• **What you are asked to do**:
Take all the material and copy it exactly.

[Records about charts and figures]
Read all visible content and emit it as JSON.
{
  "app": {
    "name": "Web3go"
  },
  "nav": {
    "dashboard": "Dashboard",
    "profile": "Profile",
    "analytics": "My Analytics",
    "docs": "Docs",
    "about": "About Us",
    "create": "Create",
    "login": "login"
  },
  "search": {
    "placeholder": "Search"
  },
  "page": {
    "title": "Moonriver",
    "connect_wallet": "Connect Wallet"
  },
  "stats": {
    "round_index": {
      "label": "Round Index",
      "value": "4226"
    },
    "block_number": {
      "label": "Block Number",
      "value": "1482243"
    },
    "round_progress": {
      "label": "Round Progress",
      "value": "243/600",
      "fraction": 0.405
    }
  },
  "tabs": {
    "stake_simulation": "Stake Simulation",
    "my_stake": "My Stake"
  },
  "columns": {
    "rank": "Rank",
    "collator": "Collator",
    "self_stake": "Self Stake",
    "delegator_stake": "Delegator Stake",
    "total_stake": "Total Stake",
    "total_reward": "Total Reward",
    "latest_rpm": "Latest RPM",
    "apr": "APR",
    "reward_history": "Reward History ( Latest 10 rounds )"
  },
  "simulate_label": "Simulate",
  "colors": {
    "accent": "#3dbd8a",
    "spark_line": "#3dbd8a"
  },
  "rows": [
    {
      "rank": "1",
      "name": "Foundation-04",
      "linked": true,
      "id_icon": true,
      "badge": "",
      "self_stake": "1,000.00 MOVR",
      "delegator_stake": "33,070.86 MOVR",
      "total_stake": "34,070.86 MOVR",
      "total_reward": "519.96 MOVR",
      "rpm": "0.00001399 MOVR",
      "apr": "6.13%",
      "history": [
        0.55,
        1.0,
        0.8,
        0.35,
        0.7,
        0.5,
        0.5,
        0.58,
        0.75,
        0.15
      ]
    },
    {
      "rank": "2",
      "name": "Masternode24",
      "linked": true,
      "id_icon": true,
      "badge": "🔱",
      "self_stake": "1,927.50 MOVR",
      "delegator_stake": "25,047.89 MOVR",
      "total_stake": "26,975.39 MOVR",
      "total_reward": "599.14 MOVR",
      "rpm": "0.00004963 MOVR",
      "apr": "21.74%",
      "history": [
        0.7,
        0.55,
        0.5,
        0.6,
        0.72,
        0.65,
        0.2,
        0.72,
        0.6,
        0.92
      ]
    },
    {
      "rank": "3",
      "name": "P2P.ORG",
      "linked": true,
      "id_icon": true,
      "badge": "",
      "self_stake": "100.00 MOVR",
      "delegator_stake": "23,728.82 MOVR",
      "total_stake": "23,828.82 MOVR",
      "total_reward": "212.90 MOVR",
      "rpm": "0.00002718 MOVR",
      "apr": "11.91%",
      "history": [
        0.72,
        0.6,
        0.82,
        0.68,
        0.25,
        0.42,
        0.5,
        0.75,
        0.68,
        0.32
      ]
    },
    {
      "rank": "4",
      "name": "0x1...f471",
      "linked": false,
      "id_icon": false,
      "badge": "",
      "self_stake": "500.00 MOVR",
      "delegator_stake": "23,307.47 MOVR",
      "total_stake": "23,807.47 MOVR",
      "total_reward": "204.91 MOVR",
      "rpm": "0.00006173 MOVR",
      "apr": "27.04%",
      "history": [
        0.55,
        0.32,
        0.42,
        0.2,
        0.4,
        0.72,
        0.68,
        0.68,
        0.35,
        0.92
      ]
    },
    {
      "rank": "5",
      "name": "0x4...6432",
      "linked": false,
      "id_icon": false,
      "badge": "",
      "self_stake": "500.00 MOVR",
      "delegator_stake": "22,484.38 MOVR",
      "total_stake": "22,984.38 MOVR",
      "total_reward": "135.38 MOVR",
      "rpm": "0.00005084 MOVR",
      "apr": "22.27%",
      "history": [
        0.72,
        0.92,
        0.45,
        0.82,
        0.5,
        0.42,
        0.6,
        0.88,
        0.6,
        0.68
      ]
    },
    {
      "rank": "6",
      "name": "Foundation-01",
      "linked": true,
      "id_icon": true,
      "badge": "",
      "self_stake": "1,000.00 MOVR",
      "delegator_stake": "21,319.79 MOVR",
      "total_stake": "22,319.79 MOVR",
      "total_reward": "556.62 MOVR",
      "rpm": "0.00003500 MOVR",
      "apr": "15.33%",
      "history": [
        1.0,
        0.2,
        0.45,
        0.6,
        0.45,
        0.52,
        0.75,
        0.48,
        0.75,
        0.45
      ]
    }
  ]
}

• **Finished answer**:
Read all visible content and emit it as JSON.
{
  "app": {
    "name": "Web3go"
  },
  "nav": {
    "dashboard": "Dashboard",
    "profile": "Profile",
    "analytics": "My Analytics",
    "docs": "Docs",
    "about": "About Us",
    "create": "Create",
    "login": "login"
  },
  "search": {
    "placeholder": "Search"
  },
  "page": {
    "title": "Moonriver",
    "connect_wallet": "Connect Wallet"
  },
  "stats": {
    "round_index": {
      "label": "Round Index",
      "value": "4226"
    },
    "block_number": {
      "label": "Block Number",
      "value": "1482243"
    },
    "round_progress": {
      "label": "Round Progress",
      "value": "243/600",
      "fraction": 0.405
    }
  },
  "tabs": {
    "stake_simulation": "Stake Simulation",
    "my_stake": "My Stake"
  },
  "columns": {
    "rank": "Rank",
    "collator": "Collator",
    "self_stake": "Self Stake",
    "delegator_stake": "Delegator Stake",
    "total_stake": "Total Stake",
    "total_reward": "Total Reward",
    "latest_rpm": "Latest RPM",
    "apr": "APR",
    "reward_history": "Reward History ( Latest 10 rounds )"
  },
  "simulate_label": "Simulate",
  "colors": {
    "accent": "#3dbd8a",
    "spark_line": "#3dbd8a"
  },
  "rows": [
    {
      "rank": "1",
      "name": "Foundation-04",
      "linked": true,
      "id_icon": true,
      "badge": "",
      "self_stake": "1,000.00 MOVR",
      "delegator_stake": "33,070.86 MOVR",
      "total_stake": "34,070.86 MOVR",
      "total_reward": "519.96 MOVR",
      "rpm": "0.00001399 MOVR",
      "apr": "6.13%",
      "history": [
        0.55,
        1.0,
        0.8,
        0.35,
        0.7,
        0.5,
        0.5,
        0.58,
        0.75,
        0.15
      ]
    },
    {
      "rank": "2",
      "name": "Masternode24",
      "linked": true,
      "id_icon": true,
      "badge": "🔱",
      "self_stake": "1,927.50 MOVR",
      "delegator_stake": "25,047.89 MOVR",
      "total_stake": "26,975.39 MOVR",
      "total_reward": "599.14 MOVR",
      "rpm": "0.00004963 MOVR",
      "apr": "21.74%",
      "history": [
        0.7,
        0.55,
        0.5,
        0.6,
        0.72,
        0.65,
        0.2,
        0.72,
        0.6,
        0.92
      ]
    },
    {
      "rank": "3",
      "name": "P2P.ORG",
      "linked": true,
      "id_icon": true,
      "badge": "",
      "self_stake": "100.00 MOVR",
      "delegator_stake": "23,728.82 MOVR",
      "total_stake": "23,828.82 MOVR",
      "total_reward": "212.90 MOVR",
      "rpm": "0.00002718 MOVR",
      "apr": "11.91%",
      "history": [
        0.72,
        0.6,
        0.82,
        0.68,
        0.25,
        0.42,
        0.5,
        0.75,
        0.68,
        0.32
      ]
    },
    {
      "rank": "4",
      "name": "0x1...f471",
      "linked": false,
      "id_icon": false,
      "badge": "",
      "self_stake": "500.00 MOVR",
      "delegator_stake": "23,307.47 MOVR",
      "total_stake": "23,807.47 MOVR",
      "total_reward": "204.91 MOVR",
      "rpm": "0.00006173 MOVR",
      "apr": "27.04%",
      "history": [
        0.55,
        0.32,
        0.42,
        0.2,
        0.4,
        0.72,
        0.68,
        0.68,
        0.35,
        0.92
      ]
    },
    {
      "rank": "5",
      "name": "0x4...6432",
      "linked": false,
      "id_icon": false,
      "badge": "",
      "self_stake": "500.00 MOVR",
      "delegator_stake": "22,484.38 MOVR",
      "total_stake": "22,984.38 MOVR",
      "total_reward": "135.38 MOVR",
      "rpm": "0.00005084 MOVR",
      "apr": "22.27%",
      "history": [
        0.72,
        0.92,
        0.45,
        0.82,
        0.5,
        0.42,
        0.6,
        0.88,
        0.6,
        0.68
      ]
    },
    {
      "rank": "6",
      "name": "Foundation-01",
      "linked": true,
      "id_icon": true,
      "badge": "",
      "self_stake": "1,000.00 MOVR",
      "delegator_stake": "21,319.79 MOVR",
      "total_stake": "22,319.79 MOVR",
      "total_reward": "556.62 MOVR",
      "rpm": "0.00003500 MOVR",
      "apr": "15.33%",
      "history": [
        1.0,
        0.2,
        0.45,
        0.6,
        0.45,
        0.52,
        0.75,
        0.48,
        0.75,
        0.45
      ]
    }
  ]
}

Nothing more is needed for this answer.